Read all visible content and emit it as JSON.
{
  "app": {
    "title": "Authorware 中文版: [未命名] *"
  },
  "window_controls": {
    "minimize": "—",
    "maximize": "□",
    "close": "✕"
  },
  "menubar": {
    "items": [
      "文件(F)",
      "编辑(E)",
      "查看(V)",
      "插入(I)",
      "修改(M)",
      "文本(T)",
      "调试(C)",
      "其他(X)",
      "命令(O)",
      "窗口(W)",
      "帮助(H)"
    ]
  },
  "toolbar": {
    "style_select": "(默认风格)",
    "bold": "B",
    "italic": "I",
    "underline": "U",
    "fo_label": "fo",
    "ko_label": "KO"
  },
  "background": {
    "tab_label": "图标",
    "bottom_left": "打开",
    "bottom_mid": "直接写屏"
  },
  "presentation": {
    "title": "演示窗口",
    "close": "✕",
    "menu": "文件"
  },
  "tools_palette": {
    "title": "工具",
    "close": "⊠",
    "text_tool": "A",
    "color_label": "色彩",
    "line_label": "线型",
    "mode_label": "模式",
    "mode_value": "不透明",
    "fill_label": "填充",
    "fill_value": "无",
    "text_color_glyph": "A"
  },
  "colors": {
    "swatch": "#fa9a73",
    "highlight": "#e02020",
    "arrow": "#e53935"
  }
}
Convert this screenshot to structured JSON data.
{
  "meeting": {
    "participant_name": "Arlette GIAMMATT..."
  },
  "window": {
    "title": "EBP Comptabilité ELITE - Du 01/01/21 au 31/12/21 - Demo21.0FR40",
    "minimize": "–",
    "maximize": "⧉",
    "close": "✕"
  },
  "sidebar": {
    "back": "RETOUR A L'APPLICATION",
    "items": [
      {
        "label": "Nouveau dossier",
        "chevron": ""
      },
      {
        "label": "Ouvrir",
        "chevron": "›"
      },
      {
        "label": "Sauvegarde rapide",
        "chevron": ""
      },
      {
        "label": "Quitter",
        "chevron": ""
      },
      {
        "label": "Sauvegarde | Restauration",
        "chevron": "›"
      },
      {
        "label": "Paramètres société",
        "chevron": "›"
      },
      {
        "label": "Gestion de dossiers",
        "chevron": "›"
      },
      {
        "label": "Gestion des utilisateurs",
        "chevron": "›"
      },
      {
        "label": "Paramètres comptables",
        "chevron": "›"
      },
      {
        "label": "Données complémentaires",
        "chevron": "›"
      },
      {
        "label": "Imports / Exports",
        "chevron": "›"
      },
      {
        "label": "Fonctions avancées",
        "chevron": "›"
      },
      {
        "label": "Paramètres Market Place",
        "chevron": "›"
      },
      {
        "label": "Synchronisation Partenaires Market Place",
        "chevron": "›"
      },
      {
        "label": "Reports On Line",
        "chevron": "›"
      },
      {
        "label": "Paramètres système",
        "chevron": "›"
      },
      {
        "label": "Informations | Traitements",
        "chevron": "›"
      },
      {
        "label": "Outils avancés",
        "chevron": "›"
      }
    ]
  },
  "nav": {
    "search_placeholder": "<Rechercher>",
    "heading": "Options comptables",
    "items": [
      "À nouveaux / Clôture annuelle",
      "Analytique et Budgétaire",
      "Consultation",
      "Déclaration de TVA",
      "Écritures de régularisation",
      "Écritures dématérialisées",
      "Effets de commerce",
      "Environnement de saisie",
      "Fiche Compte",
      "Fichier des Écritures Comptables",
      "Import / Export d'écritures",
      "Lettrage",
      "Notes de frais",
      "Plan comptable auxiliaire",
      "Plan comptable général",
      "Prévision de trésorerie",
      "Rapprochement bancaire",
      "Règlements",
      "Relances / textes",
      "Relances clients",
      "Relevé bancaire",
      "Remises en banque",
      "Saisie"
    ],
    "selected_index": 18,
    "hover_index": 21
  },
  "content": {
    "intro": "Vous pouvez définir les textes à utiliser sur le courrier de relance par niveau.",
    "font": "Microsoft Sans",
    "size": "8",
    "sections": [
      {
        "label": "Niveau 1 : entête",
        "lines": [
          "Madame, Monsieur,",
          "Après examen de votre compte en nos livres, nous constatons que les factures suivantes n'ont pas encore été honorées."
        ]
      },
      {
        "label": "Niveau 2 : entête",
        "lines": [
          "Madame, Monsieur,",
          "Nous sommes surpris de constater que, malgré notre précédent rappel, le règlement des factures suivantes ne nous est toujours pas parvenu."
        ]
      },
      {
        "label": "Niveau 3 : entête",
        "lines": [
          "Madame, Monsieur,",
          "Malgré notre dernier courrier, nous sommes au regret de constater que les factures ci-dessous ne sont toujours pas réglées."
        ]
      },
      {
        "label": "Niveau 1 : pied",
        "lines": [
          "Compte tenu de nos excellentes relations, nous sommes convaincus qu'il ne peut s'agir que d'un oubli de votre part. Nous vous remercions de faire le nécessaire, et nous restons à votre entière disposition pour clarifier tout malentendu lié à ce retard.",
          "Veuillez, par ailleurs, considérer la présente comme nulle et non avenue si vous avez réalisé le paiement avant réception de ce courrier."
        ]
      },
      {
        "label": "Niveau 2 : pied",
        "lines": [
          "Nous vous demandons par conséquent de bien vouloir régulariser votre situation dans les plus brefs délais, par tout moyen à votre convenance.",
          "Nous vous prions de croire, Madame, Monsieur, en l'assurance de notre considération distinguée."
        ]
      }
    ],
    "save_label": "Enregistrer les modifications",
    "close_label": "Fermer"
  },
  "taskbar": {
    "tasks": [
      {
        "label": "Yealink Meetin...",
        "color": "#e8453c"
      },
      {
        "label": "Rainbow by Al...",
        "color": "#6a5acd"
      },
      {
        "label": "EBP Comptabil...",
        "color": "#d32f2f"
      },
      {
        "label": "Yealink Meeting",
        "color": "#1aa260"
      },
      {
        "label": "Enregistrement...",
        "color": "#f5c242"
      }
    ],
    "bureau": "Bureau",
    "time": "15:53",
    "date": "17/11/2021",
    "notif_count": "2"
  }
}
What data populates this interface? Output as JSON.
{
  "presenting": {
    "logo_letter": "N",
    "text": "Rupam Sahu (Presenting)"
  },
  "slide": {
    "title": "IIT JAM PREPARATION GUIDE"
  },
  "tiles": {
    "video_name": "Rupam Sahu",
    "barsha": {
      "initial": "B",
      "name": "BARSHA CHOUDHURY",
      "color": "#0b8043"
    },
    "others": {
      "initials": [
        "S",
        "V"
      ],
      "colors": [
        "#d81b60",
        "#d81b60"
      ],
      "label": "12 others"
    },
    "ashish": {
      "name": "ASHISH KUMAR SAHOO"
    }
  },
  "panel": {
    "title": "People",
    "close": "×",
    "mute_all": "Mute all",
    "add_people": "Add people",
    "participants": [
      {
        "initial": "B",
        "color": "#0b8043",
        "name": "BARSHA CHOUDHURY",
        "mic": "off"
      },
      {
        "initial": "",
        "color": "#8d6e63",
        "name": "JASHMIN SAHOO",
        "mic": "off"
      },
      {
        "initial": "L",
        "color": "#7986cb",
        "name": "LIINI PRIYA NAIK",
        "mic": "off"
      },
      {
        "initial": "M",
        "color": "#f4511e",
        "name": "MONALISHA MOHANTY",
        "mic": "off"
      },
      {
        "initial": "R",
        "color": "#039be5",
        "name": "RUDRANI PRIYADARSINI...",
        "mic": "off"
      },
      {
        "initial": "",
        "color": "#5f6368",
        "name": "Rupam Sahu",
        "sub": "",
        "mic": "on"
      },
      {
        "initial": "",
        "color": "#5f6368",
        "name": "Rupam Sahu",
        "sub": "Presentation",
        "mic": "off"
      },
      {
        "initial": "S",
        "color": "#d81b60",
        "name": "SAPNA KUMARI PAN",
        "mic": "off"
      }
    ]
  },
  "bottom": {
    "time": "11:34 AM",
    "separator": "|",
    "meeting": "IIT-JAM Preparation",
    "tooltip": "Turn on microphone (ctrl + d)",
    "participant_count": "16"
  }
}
· · · · ·
● **PROBLEM DETAILS**: State the count of lines holding the string "suivantes" in the listing above, and nothing else.

● **FULL SOLUTION**: 2